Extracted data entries
(begin)

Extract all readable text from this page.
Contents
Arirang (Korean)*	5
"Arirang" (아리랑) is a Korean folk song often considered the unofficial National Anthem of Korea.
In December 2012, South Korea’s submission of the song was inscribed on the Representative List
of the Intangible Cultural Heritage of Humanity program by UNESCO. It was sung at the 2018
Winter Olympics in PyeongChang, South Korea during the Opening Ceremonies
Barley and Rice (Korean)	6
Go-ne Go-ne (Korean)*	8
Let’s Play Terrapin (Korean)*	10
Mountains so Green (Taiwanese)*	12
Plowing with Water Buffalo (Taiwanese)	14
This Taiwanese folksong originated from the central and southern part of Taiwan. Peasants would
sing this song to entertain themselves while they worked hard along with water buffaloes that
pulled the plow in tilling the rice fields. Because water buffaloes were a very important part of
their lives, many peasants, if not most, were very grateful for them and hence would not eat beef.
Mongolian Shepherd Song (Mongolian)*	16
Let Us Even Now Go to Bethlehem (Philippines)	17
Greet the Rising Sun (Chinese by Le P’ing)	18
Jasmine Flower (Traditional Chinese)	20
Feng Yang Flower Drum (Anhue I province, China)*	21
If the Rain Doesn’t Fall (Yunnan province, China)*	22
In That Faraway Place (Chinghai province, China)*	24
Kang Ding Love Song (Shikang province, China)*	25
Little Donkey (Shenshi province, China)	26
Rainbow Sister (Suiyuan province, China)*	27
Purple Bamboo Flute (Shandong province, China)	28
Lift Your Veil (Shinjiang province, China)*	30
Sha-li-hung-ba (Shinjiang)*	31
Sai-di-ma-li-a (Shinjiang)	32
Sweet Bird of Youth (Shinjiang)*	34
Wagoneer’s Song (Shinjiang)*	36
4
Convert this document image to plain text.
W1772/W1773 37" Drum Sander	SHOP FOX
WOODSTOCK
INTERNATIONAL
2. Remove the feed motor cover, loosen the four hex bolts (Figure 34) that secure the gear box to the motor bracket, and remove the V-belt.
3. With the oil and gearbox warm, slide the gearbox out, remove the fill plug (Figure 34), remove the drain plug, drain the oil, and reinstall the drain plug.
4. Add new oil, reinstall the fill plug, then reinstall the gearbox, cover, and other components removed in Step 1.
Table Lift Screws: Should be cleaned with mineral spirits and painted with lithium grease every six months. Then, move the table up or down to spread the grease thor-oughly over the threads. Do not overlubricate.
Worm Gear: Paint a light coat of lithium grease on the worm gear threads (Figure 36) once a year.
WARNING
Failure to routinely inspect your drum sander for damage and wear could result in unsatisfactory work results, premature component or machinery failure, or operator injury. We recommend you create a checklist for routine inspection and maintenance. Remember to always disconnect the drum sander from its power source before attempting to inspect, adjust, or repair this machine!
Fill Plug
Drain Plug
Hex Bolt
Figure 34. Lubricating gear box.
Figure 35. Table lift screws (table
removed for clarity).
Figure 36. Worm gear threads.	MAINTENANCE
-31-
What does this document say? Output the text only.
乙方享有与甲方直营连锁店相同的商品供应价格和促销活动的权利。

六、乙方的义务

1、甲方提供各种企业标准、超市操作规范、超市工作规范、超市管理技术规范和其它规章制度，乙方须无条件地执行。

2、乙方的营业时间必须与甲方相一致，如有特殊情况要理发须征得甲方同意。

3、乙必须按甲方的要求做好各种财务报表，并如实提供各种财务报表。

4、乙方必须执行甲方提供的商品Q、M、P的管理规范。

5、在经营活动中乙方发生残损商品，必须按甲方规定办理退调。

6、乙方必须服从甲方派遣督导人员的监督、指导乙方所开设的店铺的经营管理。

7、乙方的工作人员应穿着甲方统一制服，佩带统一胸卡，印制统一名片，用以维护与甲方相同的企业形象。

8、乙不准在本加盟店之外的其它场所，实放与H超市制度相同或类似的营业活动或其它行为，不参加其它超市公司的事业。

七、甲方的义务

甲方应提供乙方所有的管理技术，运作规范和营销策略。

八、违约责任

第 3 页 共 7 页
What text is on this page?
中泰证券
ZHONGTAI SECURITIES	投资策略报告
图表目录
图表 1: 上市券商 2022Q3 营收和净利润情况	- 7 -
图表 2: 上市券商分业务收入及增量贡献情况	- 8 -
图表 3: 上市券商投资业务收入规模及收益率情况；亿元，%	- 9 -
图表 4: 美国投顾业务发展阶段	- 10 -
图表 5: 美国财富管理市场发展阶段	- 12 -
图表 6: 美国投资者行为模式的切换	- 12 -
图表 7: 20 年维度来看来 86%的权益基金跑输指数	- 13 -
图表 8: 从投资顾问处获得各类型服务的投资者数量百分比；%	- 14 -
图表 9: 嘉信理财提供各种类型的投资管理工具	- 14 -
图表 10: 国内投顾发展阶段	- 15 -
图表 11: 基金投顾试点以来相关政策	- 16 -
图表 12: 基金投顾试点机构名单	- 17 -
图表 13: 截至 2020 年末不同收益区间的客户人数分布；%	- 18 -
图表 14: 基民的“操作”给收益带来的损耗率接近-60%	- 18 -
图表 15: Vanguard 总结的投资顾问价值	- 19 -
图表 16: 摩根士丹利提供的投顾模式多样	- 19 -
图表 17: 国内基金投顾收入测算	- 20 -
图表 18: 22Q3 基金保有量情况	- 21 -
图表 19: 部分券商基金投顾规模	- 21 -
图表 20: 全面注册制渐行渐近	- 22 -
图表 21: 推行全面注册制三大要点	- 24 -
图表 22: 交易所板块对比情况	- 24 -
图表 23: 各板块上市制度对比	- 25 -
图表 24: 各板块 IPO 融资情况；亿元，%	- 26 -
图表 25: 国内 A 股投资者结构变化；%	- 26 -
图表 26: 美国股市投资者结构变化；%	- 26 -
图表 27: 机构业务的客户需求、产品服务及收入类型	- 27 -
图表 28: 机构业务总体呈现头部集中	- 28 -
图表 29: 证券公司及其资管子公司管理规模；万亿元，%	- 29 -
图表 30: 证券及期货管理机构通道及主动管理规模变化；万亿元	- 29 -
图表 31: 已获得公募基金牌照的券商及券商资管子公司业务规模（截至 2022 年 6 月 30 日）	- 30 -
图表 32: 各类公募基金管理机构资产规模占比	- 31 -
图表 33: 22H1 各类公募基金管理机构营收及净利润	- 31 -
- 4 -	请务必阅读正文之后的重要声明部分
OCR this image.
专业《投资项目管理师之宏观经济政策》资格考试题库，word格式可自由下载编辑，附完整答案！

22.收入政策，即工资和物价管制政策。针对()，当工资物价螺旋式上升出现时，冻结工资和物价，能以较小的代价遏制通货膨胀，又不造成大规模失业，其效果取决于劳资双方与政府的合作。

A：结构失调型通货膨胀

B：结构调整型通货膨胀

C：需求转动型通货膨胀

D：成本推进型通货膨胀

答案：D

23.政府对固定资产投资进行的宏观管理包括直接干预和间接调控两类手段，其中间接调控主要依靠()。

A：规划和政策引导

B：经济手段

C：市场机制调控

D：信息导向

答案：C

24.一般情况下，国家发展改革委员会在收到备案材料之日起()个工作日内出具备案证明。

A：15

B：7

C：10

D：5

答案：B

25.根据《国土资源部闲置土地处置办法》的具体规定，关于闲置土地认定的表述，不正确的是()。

(end)

• _Work to be completed_
Return the listing above word for word.

• _Reply to the task_
Extract all readable text from this page.
Contents
Arirang (Korean)*	5
"Arirang" (아리랑) is a Korean folk song often considered the unofficial National Anthem of Korea.
In December 2012, South Korea’s submission of the song was inscribed on the Representative List
of the Intangible Cultural Heritage of Humanity program by UNESCO. It was sung at the 2018
Winter Olympics in PyeongChang, South Korea during the Opening Ceremonies
Barley and Rice (Korean)	6
Go-ne Go-ne (Korean)*	8
Let’s Play Terrapin (Korean)*	10
Mountains so Green (Taiwanese)*	12
Plowing with Water Buffalo (Taiwanese)	14
This Taiwanese folksong originated from the central and southern part of Taiwan. Peasants would
sing this song to entertain themselves while they worked hard along with water buffaloes that
pulled the plow in tilling the rice fields. Because water buffaloes were a very important part of
their lives, many peasants, if not most, were very grateful for them and hence would not eat beef.
Mongolian Shepherd Song (Mongolian)*	16
Let Us Even Now Go to Bethlehem (Philippines)	17
Greet the Rising Sun (Chinese by Le P’ing)	18
Jasmine Flower (Traditional Chinese)	20
Feng Yang Flower Drum (Anhue I province, China)*	21
If the Rain Doesn’t Fall (Yunnan province, China)*	22
In That Faraway Place (Chinghai province, China)*	24
Kang Ding Love Song (Shikang province, China)*	25
Little Donkey (Shenshi province, China)	26
Rainbow Sister (Suiyuan province, China)*	27
Purple Bamboo Flute (Shandong province, China)	28
Lift Your Veil (Shinjiang province, China)*	30
Sha-li-hung-ba (Shinjiang)*	31
Sai-di-ma-li-a (Shinjiang)	32
Sweet Bird of Youth (Shinjiang)*	34
Wagoneer’s Song (Shinjiang)*	36
4
Convert this document image to plain text.
W1772/W1773 37" Drum Sander	SHOP FOX
WOODSTOCK
INTERNATIONAL
2. Remove the feed motor cover, loosen the four hex bolts (Figure 34) that secure the gear box to the motor bracket, and remove the V-belt.
3. With the oil and gearbox warm, slide the gearbox out, remove the fill plug (Figure 34), remove the drain plug, drain the oil, and reinstall the drain plug.
4. Add new oil, reinstall the fill plug, then reinstall the gearbox, cover, and other components removed in Step 1.
Table Lift Screws: Should be cleaned with mineral spirits and painted with lithium grease every six months. Then, move the table up or down to spread the grease thor-oughly over the threads. Do not overlubricate.
Worm Gear: Paint a light coat of lithium grease on the worm gear threads (Figure 36) once a year.
WARNING
Failure to routinely inspect your drum sander for damage and wear could result in unsatisfactory work results, premature component or machinery failure, or operator injury. We recommend you create a checklist for routine inspection and maintenance. Remember to always disconnect the drum sander from its power source before attempting to inspect, adjust, or repair this machine!
Fill Plug
Drain Plug
Hex Bolt
Figure 34. Lubricating gear box.
Figure 35. Table lift screws (table
removed for clarity).
Figure 36. Worm gear threads.	MAINTENANCE
-31-
What does this document say? Output the text only.
乙方享有与甲方直营连锁店相同的商品供应价格和促销活动的权利。

六、乙方的义务

1、甲方提供各种企业标准、超市操作规范、超市工作规范、超市管理技术规范和其它规章制度，乙方须无条件地执行。

2、乙方的营业时间必须与甲方相一致，如有特殊情况要理发须征得甲方同意。

3、乙必须按甲方的要求做好各种财务报表，并如实提供各种财务报表。

4、乙方必须执行甲方提供的商品Q、M、P的管理规范。

5、在经营活动中乙方发生残损商品，必须按甲方规定办理退调。

6、乙方必须服从甲方派遣督导人员的监督、指导乙方所开设的店铺的经营管理。

7、乙方的工作人员应穿着甲方统一制服，佩带统一胸卡，印制统一名片，用以维护与甲方相同的企业形象。

8、乙不准在本加盟店之外的其它场所，实放与H超市制度相同或类似的营业活动或其它行为，不参加其它超市公司的事业。

七、甲方的义务

甲方应提供乙方所有的管理技术，运作规范和营销策略。

八、违约责任

第 3 页 共 7 页
What text is on this page?
中泰证券
ZHONGTAI SECURITIES	投资策略报告
图表目录
图表 1: 上市券商 2022Q3 营收和净利润情况	- 7 -
图表 2: 上市券商分业务收入及增量贡献情况	- 8 -
图表 3: 上市券商投资业务收入规模及收益率情况；亿元，%	- 9 -
图表 4: 美国投顾业务发展阶段	- 10 -
图表 5: 美国财富管理市场发展阶段	- 12 -
图表 6: 美国投资者行为模式的切换	- 12 -
图表 7: 20 年维度来看来 86%的权益基金跑输指数	- 13 -
图表 8: 从投资顾问处获得各类型服务的投资者数量百分比；%	- 14 -
图表 9: 嘉信理财提供各种类型的投资管理工具	- 14 -
图表 10: 国内投顾发展阶段	- 15 -
图表 11: 基金投顾试点以来相关政策	- 16 -
图表 12: 基金投顾试点机构名单	- 17 -
图表 13: 截至 2020 年末不同收益区间的客户人数分布；%	- 18 -
图表 14: 基民的“操作”给收益带来的损耗率接近-60%	- 18 -
图表 15: Vanguard 总结的投资顾问价值	- 19 -
图表 16: 摩根士丹利提供的投顾模式多样	- 19 -
图表 17: 国内基金投顾收入测算	- 20 -
图表 18: 22Q3 基金保有量情况	- 21 -
图表 19: 部分券商基金投顾规模	- 21 -
图表 20: 全面注册制渐行渐近	- 22 -
图表 21: 推行全面注册制三大要点	- 24 -
图表 22: 交易所板块对比情况	- 24 -
图表 23: 各板块上市制度对比	- 25 -
图表 24: 各板块 IPO 融资情况；亿元，%	- 26 -
图表 25: 国内 A 股投资者结构变化；%	- 26 -
图表 26: 美国股市投资者结构变化；%	- 26 -
图表 27: 机构业务的客户需求、产品服务及收入类型	- 27 -
图表 28: 机构业务总体呈现头部集中	- 28 -
图表 29: 证券公司及其资管子公司管理规模；万亿元，%	- 29 -
图表 30: 证券及期货管理机构通道及主动管理规模变化；万亿元	- 29 -
图表 31: 已获得公募基金牌照的券商及券商资管子公司业务规模（截至 2022 年 6 月 30 日）	- 30 -
图表 32: 各类公募基金管理机构资产规模占比	- 31 -
图表 33: 22H1 各类公募基金管理机构营收及净利润	- 31 -
- 4 -	请务必阅读正文之后的重要声明部分
OCR this image.
专业《投资项目管理师之宏观经济政策》资格考试题库，word格式可自由下载编辑，附完整答案！

22.收入政策，即工资和物价管制政策。针对()，当工资物价螺旋式上升出现时，冻结工资和物价，能以较小的代价遏制通货膨胀，又不造成大规模失业，其效果取决于劳资双方与政府的合作。

A：结构失调型通货膨胀

B：结构调整型通货膨胀

C：需求转动型通货膨胀

D：成本推进型通货膨胀

答案：D

23.政府对固定资产投资进行的宏观管理包括直接干预和间接调控两类手段，其中间接调控主要依靠()。

A：规划和政策引导

B：经济手段

C：市场机制调控

D：信息导向

答案：C

24.一般情况下，国家发展改革委员会在收到备案材料之日起()个工作日内出具备案证明。

A：15

B：7

C：10

D：5

答案：B

25.根据《国土资源部闲置土地处置办法》的具体规定，关于闲置土地认定的表述，不正确的是()。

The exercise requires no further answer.